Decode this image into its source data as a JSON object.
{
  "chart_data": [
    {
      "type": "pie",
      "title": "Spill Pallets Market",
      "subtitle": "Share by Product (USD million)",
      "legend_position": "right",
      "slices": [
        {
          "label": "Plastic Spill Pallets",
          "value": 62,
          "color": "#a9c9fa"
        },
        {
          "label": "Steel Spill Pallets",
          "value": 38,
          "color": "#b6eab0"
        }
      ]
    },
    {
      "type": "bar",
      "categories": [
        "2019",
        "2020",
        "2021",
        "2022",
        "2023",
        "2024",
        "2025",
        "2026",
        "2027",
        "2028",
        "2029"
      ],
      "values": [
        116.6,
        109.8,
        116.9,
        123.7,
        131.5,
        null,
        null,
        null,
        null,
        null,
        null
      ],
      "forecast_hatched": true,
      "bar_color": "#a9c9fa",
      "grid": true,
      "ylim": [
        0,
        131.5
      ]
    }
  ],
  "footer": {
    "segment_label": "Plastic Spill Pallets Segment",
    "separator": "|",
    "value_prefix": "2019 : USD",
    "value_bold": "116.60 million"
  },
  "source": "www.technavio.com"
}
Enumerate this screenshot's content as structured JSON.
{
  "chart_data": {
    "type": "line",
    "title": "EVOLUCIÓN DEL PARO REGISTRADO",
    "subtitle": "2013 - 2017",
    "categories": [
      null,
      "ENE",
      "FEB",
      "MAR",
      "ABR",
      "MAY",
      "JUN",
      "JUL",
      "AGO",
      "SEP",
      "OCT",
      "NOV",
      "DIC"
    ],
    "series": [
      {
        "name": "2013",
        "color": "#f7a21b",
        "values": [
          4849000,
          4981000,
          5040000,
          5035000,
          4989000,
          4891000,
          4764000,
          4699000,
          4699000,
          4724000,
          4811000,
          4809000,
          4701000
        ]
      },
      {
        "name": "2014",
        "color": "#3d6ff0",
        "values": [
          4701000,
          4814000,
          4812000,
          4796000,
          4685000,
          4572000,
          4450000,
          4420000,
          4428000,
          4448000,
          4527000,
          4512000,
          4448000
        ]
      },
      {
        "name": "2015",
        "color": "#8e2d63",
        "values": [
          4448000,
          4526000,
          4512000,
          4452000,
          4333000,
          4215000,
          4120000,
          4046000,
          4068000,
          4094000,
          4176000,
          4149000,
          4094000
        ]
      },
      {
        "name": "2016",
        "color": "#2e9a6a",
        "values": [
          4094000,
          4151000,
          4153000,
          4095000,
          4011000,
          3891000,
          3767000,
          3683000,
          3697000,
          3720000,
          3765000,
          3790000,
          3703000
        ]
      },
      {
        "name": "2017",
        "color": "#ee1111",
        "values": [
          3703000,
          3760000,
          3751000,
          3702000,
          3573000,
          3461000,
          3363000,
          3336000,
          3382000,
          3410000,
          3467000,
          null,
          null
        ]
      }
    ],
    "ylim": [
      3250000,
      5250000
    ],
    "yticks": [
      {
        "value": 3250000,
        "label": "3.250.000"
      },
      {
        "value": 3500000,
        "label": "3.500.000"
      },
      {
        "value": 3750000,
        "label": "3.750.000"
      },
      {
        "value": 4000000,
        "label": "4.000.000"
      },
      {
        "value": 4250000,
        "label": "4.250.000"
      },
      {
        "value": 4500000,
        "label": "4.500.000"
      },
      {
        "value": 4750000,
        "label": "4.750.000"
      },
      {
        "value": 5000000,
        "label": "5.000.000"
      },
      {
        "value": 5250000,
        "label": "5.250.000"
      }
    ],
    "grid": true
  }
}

• [WHAT YOU WILL DO] Extract all of the data above without altering anything.

• [THE RESULT]
Decode this image into its source data as a JSON object.
{
  "chart_data": [
    {
      "type": "pie",
      "title": "Spill Pallets Market",
      "subtitle": "Share by Product (USD million)",
      "legend_position": "right",
      "slices": [
        {
          "label": "Plastic Spill Pallets",
          "value": 62,
          "color": "#a9c9fa"
        },
        {
          "label": "Steel Spill Pallets",
          "value": 38,
          "color": "#b6eab0"
        }
      ]
    },
    {
      "type": "bar",
      "categories": [
        "2019",
        "2020",
        "2021",
        "2022",
        "2023",
        "2024",
        "2025",
        "2026",
        "2027",
        "2028",
        "2029"
      ],
      "values": [
        116.6,
        109.8,
        116.9,
        123.7,
        131.5,
        null,
        null,
        null,
        null,
        null,
        null
      ],
      "forecast_hatched": true,
      "bar_color": "#a9c9fa",
      "grid": true,
      "ylim": [
        0,
        131.5
      ]
    }
  ],
  "footer": {
    "segment_label": "Plastic Spill Pallets Segment",
    "separator": "|",
    "value_prefix": "2019 : USD",
    "value_bold": "116.60 million"
  },
  "source": "www.technavio.com"
}
Enumerate this screenshot's content as structured JSON.
{
  "chart_data": {
    "type": "line",
    "title": "EVOLUCIÓN DEL PARO REGISTRADO",
    "subtitle": "2013 - 2017",
    "categories": [
      null,
      "ENE",
      "FEB",
      "MAR",
      "ABR",
      "MAY",
      "JUN",
      "JUL",
      "AGO",
      "SEP",
      "OCT",
      "NOV",
      "DIC"
    ],
    "series": [
      {
        "name": "2013",
        "color": "#f7a21b",
        "values": [
          4849000,
          4981000,
          5040000,
          5035000,
          4989000,
          4891000,
          4764000,
          4699000,
          4699000,
          4724000,
          4811000,
          4809000,
          4701000
        ]
      },
      {
        "name": "2014",
        "color": "#3d6ff0",
        "values": [
          4701000,
          4814000,
          4812000,
          4796000,
          4685000,
          4572000,
          4450000,
          4420000,
          4428000,
          4448000,
          4527000,
          4512000,
          4448000
        ]
      },
      {
        "name": "2015",
        "color": "#8e2d63",
        "values": [
          4448000,
          4526000,
          4512000,
          4452000,
          4333000,
          4215000,
          4120000,
          4046000,
          4068000,
          4094000,
          4176000,
          4149000,
          4094000
        ]
      },
      {
        "name": "2016",
        "color": "#2e9a6a",
        "values": [
          4094000,
          4151000,
          4153000,
          4095000,
          4011000,
          3891000,
          3767000,
          3683000,
          3697000,
          3720000,
          3765000,
          3790000,
          3703000
        ]
      },
      {
        "name": "2017",
        "color": "#ee1111",
        "values": [
          3703000,
          3760000,
          3751000,
          3702000,
          3573000,
          3461000,
          3363000,
          3336000,
          3382000,
          3410000,
          3467000,
          null,
          null
        ]
      }
    ],
    "ylim": [
      3250000,
      5250000
    ],
    "yticks": [
      {
        "value": 3250000,
        "label": "3.250.000"
      },
      {
        "value": 3500000,
        "label": "3.500.000"
      },
      {
        "value": 3750000,
        "label": "3.750.000"
      },
      {
        "value": 4000000,
        "label": "4.000.000"
      },
      {
        "value": 4250000,
        "label": "4.250.000"
      },
      {
        "value": 4500000,
        "label": "4.500.000"
      },
      {
        "value": 4750000,
        "label": "4.750.000"
      },
      {
        "value": 5000000,
        "label": "5.000.000"
      },
      {
        "value": 5250000,
        "label": "5.250.000"
      }
    ],
    "grid": true
  }
}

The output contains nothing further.